Find every line in the records that holds the string "Антонова". Copy each one.

** start Records for processing **

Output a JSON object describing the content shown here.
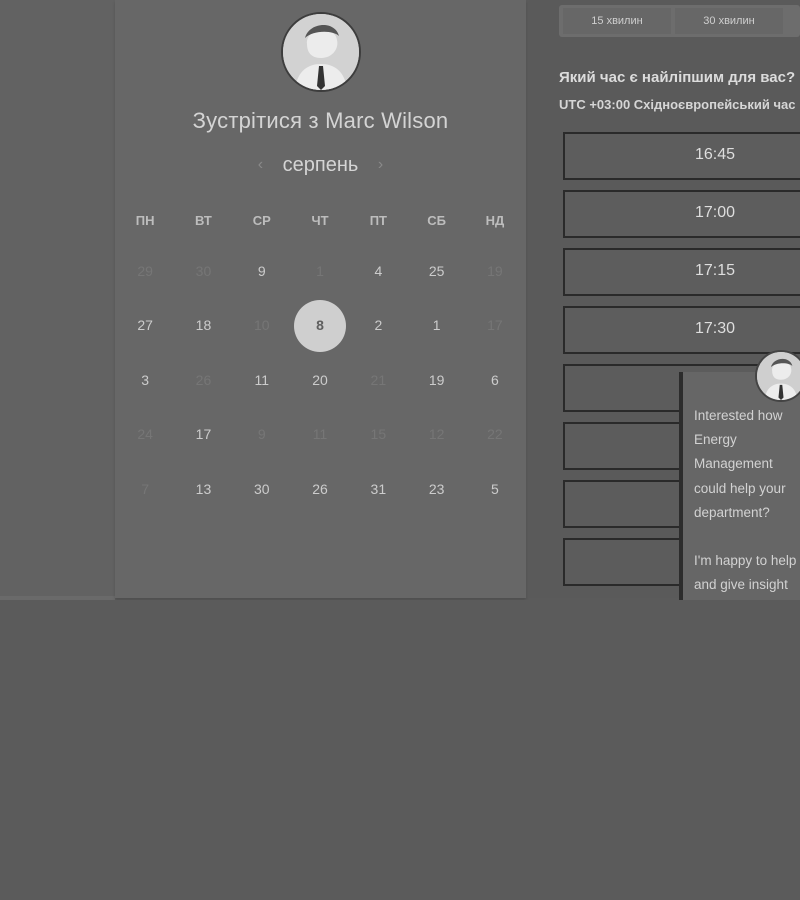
{
  "title": "Зустрітися з Marc Wilson",
  "month": "серпень",
  "weekdays": [
    "ПН",
    "ВТ",
    "СР",
    "ЧТ",
    "ПТ",
    "СБ",
    "НД"
  ],
  "weeks": [
    [
      "29",
      "30",
      "9",
      "1",
      "4",
      "25",
      "19"
    ],
    [
      "27",
      "18",
      "10",
      "8",
      "2",
      "1",
      "17"
    ],
    [
      "3",
      "26",
      "11",
      "20",
      "21",
      "19",
      "6"
    ],
    [
      "24",
      "17",
      "9",
      "11",
      "15",
      "12",
      "22"
    ],
    [
      "7",
      "13",
      "30",
      "26",
      "31",
      "23",
      "5"
    ]
  ],
  "dim_days": [
    [
      0,
      0
    ],
    [
      0,
      1
    ],
    [
      0,
      3
    ],
    [
      0,
      6
    ],
    [
      1,
      2
    ],
    [
      1,
      6
    ],
    [
      2,
      1
    ],
    [
      2,
      4
    ],
    [
      3,
      0
    ],
    [
      3,
      2
    ],
    [
      3,
      3
    ],
    [
      3,
      4
    ],
    [
      3,
      5
    ],
    [
      3,
      6
    ],
    [
      4,
      0
    ]
  ],
  "selected_day": [
    1,
    3
  ],
  "durations": [
    "15 хвилин",
    "30 хвилин",
    ""
  ],
  "question": "Який час є найліпшим для вас?",
  "timezone": "UTC +03:00 Східноєвропейський час",
  "slots": [
    "16:45",
    "17:00",
    "17:15",
    "17:30",
    "",
    "",
    "",
    ""
  ],
  "popup_message": "Interested how Energy Management could help your department?\n\nI'm happy to help and give insight into how customers use our platform for improvement in team productivity.",
  "colors": {
    "selected": "#cfcfcf",
    "text": "#d4d4d4"
  }
}
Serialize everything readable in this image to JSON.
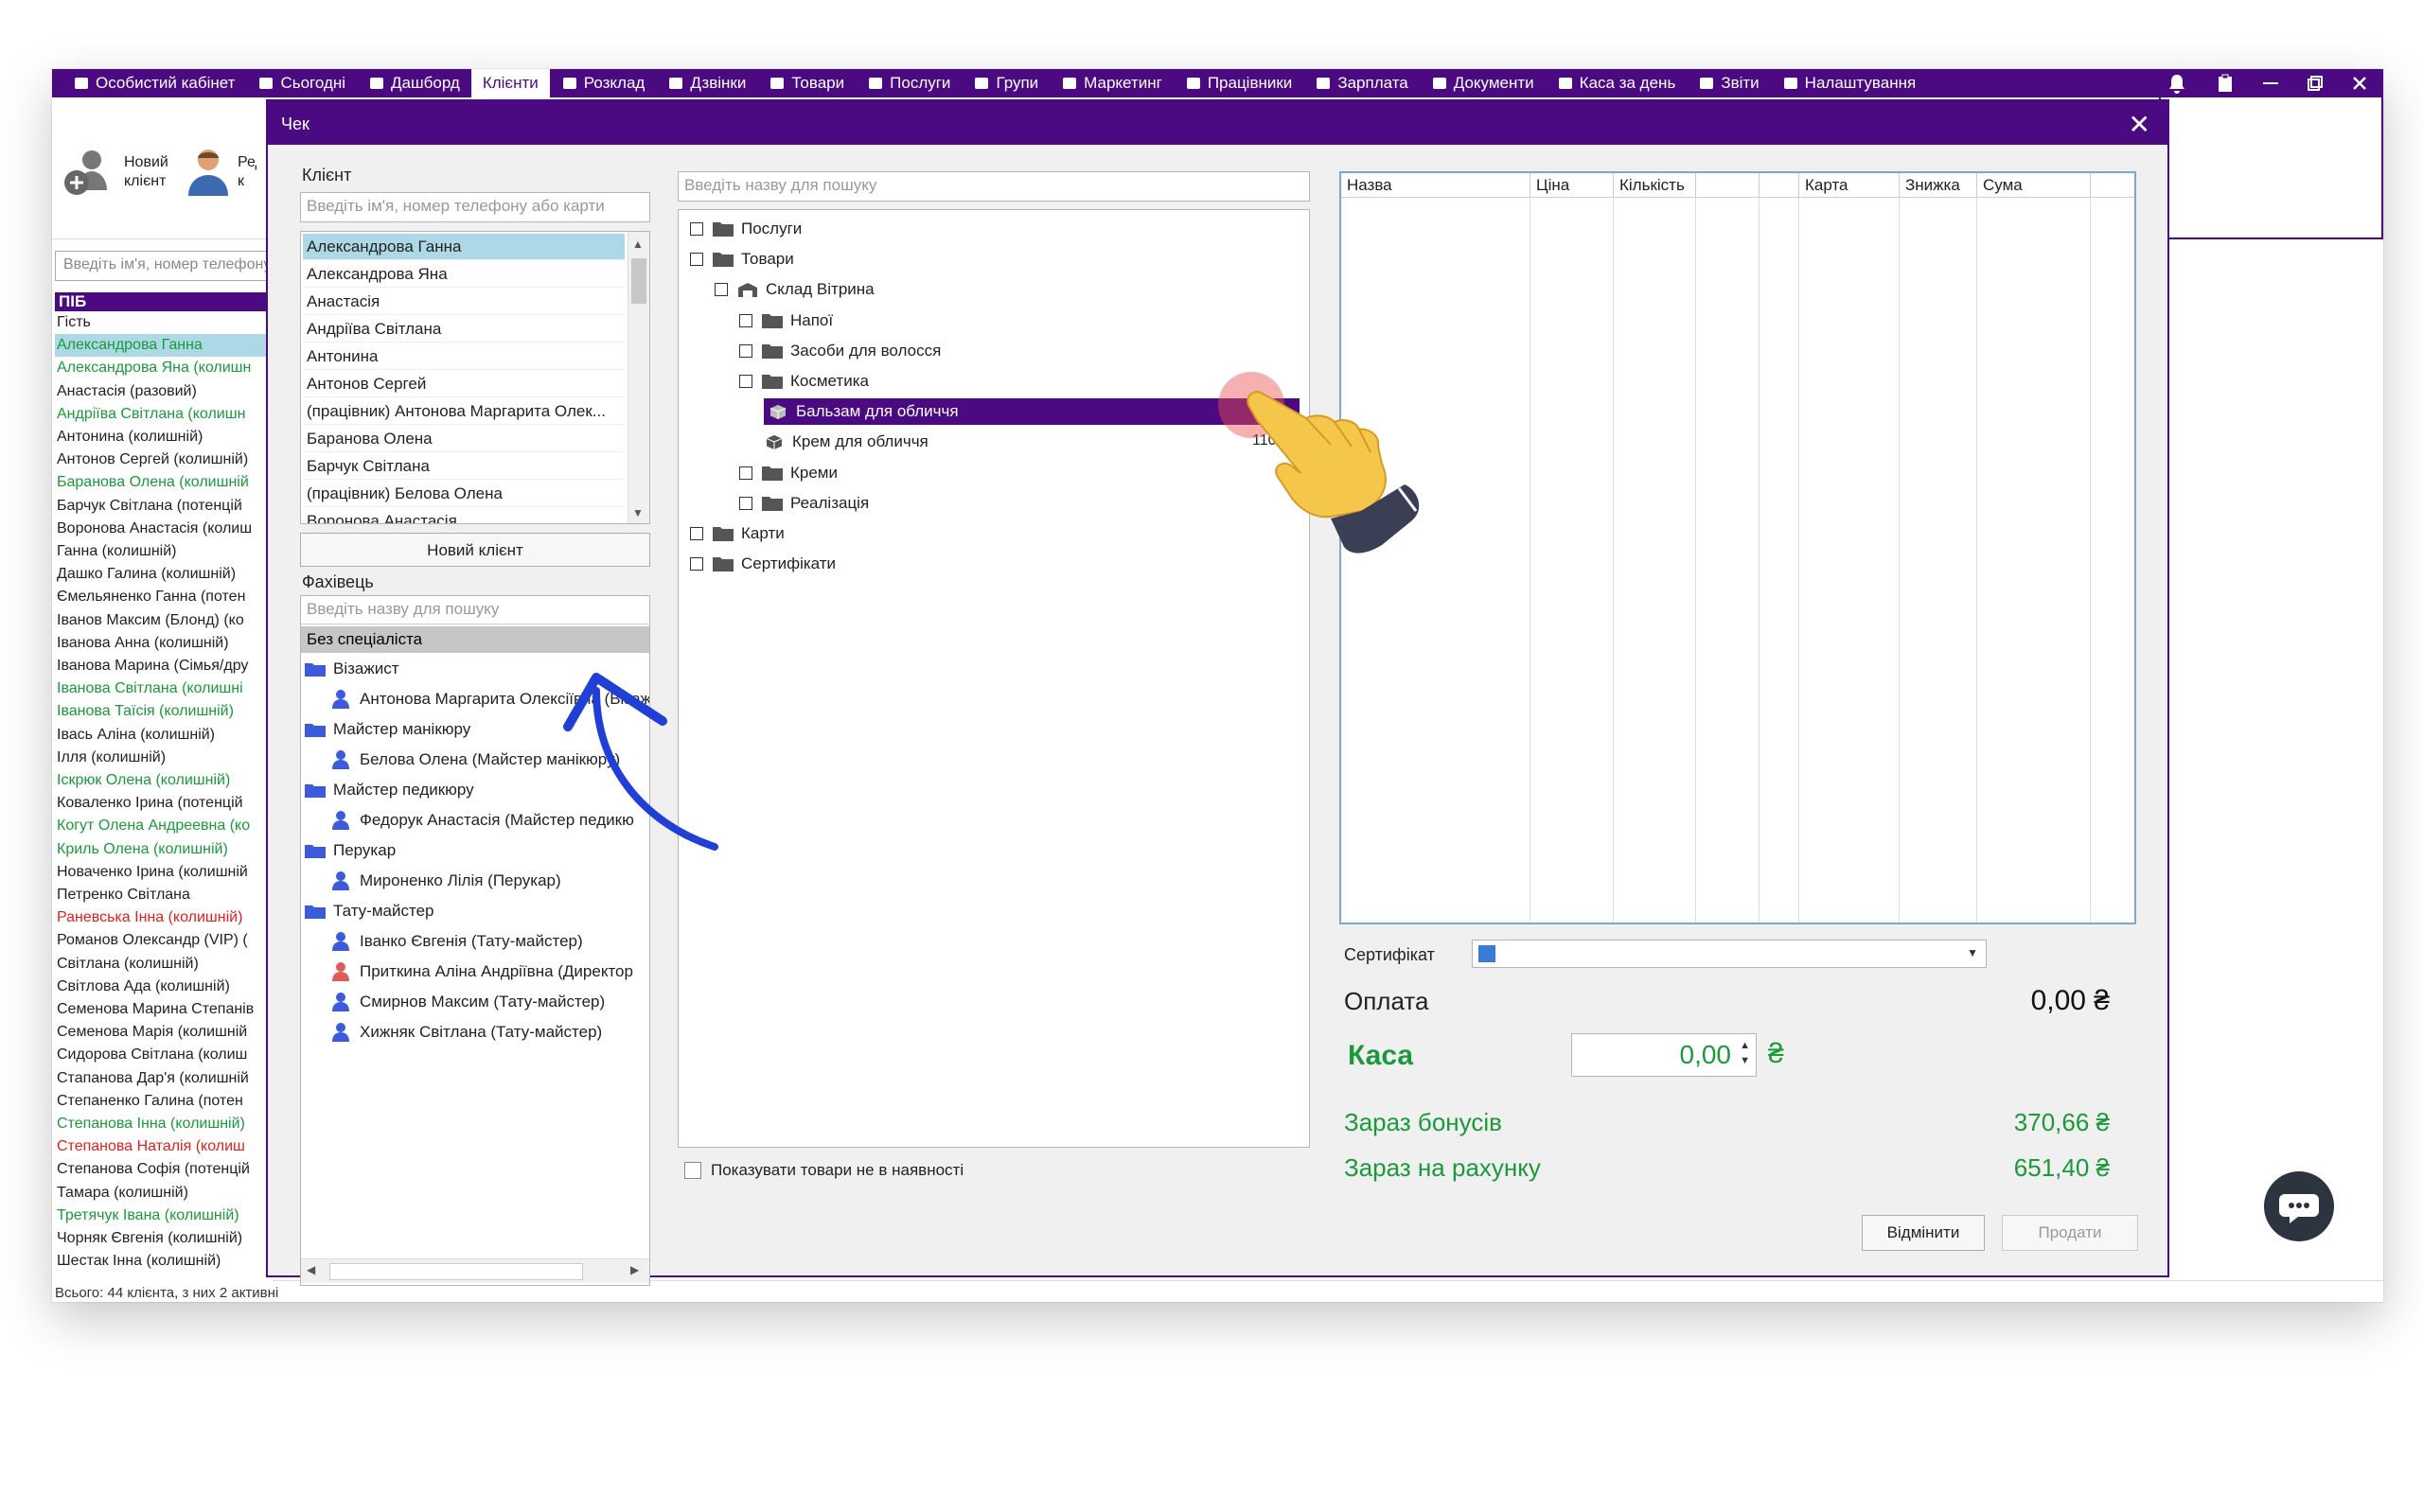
{
  "nav": {
    "items": [
      {
        "label": "Особистий кабінет",
        "icon": "briefcase-icon"
      },
      {
        "label": "Сьогодні",
        "icon": "clock-icon"
      },
      {
        "label": "Дашборд",
        "icon": "pulse-icon"
      },
      {
        "label": "Клієнти",
        "icon": "",
        "active": true
      },
      {
        "label": "Розклад",
        "icon": "calendar-icon"
      },
      {
        "label": "Дзвінки",
        "icon": "phone-icon"
      },
      {
        "label": "Товари",
        "icon": "box-icon"
      },
      {
        "label": "Послуги",
        "icon": "bolt-icon"
      },
      {
        "label": "Групи",
        "icon": "group-icon"
      },
      {
        "label": "Маркетинг",
        "icon": "megaphone-icon"
      },
      {
        "label": "Працівники",
        "icon": "user-icon"
      },
      {
        "label": "Зарплата",
        "icon": "money-icon"
      },
      {
        "label": "Документи",
        "icon": "document-icon"
      },
      {
        "label": "Каса за день",
        "icon": "calculator-icon"
      },
      {
        "label": "Звіти",
        "icon": "chart-icon"
      },
      {
        "label": "Налаштування",
        "icon": "gear-icon"
      }
    ]
  },
  "toolbar": {
    "new_client": "Новий клієнт",
    "edit_fragment": "Ред к"
  },
  "background": {
    "search_placeholder": "Введіть ім'я, номер телефону",
    "column_header": "ПІБ",
    "clients": [
      {
        "name": "Гість",
        "color": "#222222"
      },
      {
        "name": "Александрова Ганна",
        "color": "#1a9a3a"
      },
      {
        "name": "Александрова Яна (колишн",
        "color": "#1a9a3a"
      },
      {
        "name": "Анастасія (разовий)",
        "color": "#222222"
      },
      {
        "name": "Андріїва Світлана (колишн",
        "color": "#1a9a3a"
      },
      {
        "name": "Антонина (колишній)",
        "color": "#222222"
      },
      {
        "name": "Антонов Сергей (колишній)",
        "color": "#222222"
      },
      {
        "name": "Баранова Олена (колишній",
        "color": "#1a9a3a"
      },
      {
        "name": "Барчук Світлана (потенцій",
        "color": "#222222"
      },
      {
        "name": "Воронова Анастасія (колиш",
        "color": "#222222"
      },
      {
        "name": "Ганна (колишній)",
        "color": "#222222"
      },
      {
        "name": "Дашко Галина (колишній)",
        "color": "#222222"
      },
      {
        "name": "Ємельяненко Ганна (потен",
        "color": "#222222"
      },
      {
        "name": "Іванов Максим (Блонд) (ко",
        "color": "#222222"
      },
      {
        "name": "Іванова Анна (колишній)",
        "color": "#222222"
      },
      {
        "name": "Іванова Марина (Сімья/дру",
        "color": "#222222"
      },
      {
        "name": "Іванова Світлана (колишні",
        "color": "#1a9a3a"
      },
      {
        "name": "Іванова Таїсія (колишній)",
        "color": "#1a9a3a"
      },
      {
        "name": "Івась Аліна (колишній)",
        "color": "#222222"
      },
      {
        "name": "Ілля (колишній)",
        "color": "#222222"
      },
      {
        "name": "Іскрюк Олена (колишній)",
        "color": "#1a9a3a"
      },
      {
        "name": "Коваленко Ірина (потенцій",
        "color": "#222222"
      },
      {
        "name": "Когут Олена Андреевна (ко",
        "color": "#1a9a3a"
      },
      {
        "name": "Криль Олена (колишній)",
        "color": "#1a9a3a"
      },
      {
        "name": "Новаченко Ірина (колишній",
        "color": "#222222"
      },
      {
        "name": "Петренко Світлана",
        "color": "#222222"
      },
      {
        "name": "Раневська Інна (колишній)",
        "color": "#e02020"
      },
      {
        "name": "Романов Олександр (VIP) (",
        "color": "#222222"
      },
      {
        "name": "Світлана (колишній)",
        "color": "#222222"
      },
      {
        "name": "Світлова Ада (колишній)",
        "color": "#222222"
      },
      {
        "name": "Семенова Марина Степанів",
        "color": "#222222"
      },
      {
        "name": "Семенова Марія (колишній",
        "color": "#222222"
      },
      {
        "name": "Сидорова Світлана (колиш",
        "color": "#222222"
      },
      {
        "name": "Стапанова Дар'я (колишній",
        "color": "#222222"
      },
      {
        "name": "Степаненко Галина (потен",
        "color": "#222222"
      },
      {
        "name": "Степанова Інна (колишній)",
        "color": "#1a9a3a"
      },
      {
        "name": "Степанова Наталія (колиш",
        "color": "#e02020"
      },
      {
        "name": "Степанова Софія (потенцій",
        "color": "#222222"
      },
      {
        "name": "Тамара (колишній)",
        "color": "#222222"
      },
      {
        "name": "Третячук Івана (колишній)",
        "color": "#1a9a3a"
      },
      {
        "name": "Чорняк Євгенія (колишній)",
        "color": "#222222"
      },
      {
        "name": "Шестак Інна (колишній)",
        "color": "#222222"
      }
    ],
    "footer": "Всього: 44 клієнта, з них 2 активні"
  },
  "dialog": {
    "title": "Чек",
    "client_label": "Клієнт",
    "client_search_placeholder": "Введіть ім'я, номер телефону або карти",
    "client_list": [
      "Александрова Ганна",
      "Александрова Яна",
      "Анастасія",
      "Андріїва Світлана",
      "Антонина",
      "Антонов Сергей",
      "(працівник) Антонова Маргарита Олек...",
      "Баранова Олена",
      "Барчук Світлана",
      "(працівник) Белова Олена",
      "Воронова Анастасія"
    ],
    "new_client_button": "Новий клієнт",
    "specialist_label": "Фахівець",
    "specialist_search_placeholder": "Введіть назву для пошуку",
    "specialist_none": "Без спеціаліста",
    "specialist_groups": [
      {
        "group": "Візажист",
        "members": [
          "Антонова Маргарита Олексіївна (Візаж"
        ]
      },
      {
        "group": "Майстер манікюру",
        "members": [
          "Белова Олена (Майстер манікюру)"
        ]
      },
      {
        "group": "Майстер педикюру",
        "members": [
          "Федорук Анастасія (Майстер педикю"
        ]
      },
      {
        "group": "Перукар",
        "members": [
          "Мироненко Лілія (Перукар)"
        ]
      },
      {
        "group": "Тату-майстер",
        "members": [
          "Іванко Євгенія (Тату-майстер)",
          "Приткина Аліна Андріївна (Директор",
          "Смирнов Максим (Тату-майстер)",
          "Хижняк Світлана (Тату-майстер)"
        ]
      }
    ],
    "goods_search_placeholder": "Введіть назву для пошуку",
    "tree": [
      {
        "label": "Послуги",
        "type": "folder"
      },
      {
        "label": "Товари",
        "type": "folder"
      },
      {
        "label": "Склад Вітрина",
        "type": "warehouse"
      },
      {
        "label": "Напої",
        "type": "folder"
      },
      {
        "label": "Засоби для волосся",
        "type": "folder"
      },
      {
        "label": "Косметика",
        "type": "folder"
      },
      {
        "label": "Бальзам для обличчя",
        "type": "item",
        "selected": true
      },
      {
        "label": "Крем для обличчя",
        "type": "item",
        "price": "110,0"
      },
      {
        "label": "Креми",
        "type": "folder"
      },
      {
        "label": "Реалізація",
        "type": "folder"
      },
      {
        "label": "Карти",
        "type": "folder"
      },
      {
        "label": "Сертифікати",
        "type": "folder"
      }
    ],
    "show_out_of_stock": "Показувати товари не в наявності",
    "table_columns": [
      "Назва",
      "Ціна",
      "Кількість",
      "",
      "",
      "Карта",
      "Знижка",
      "Сума"
    ],
    "certificate_label": "Сертифікат",
    "payment_label": "Оплата",
    "payment_value": "0,00 ₴",
    "cash_label": "Каса",
    "cash_value": "0,00",
    "currency": "₴",
    "bonuses_label": "Зараз бонусів",
    "bonuses_value": "370,66 ₴",
    "account_label": "Зараз на рахунку",
    "account_value": "651,40 ₴",
    "cancel_button": "Відмінити",
    "sell_button": "Продати"
  },
  "colors": {
    "brand": "#4b0a82",
    "selected_row": "#add8e6",
    "positive": "#1a9a3a",
    "negative": "#e02020",
    "arrow": "#1f3fd6"
  }
}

** end Records for processing **

◆ The solution ◆
      "(працівник) Антонова Маргарита Олек...",
          "Антонова Маргарита Олексіївна (Візаж"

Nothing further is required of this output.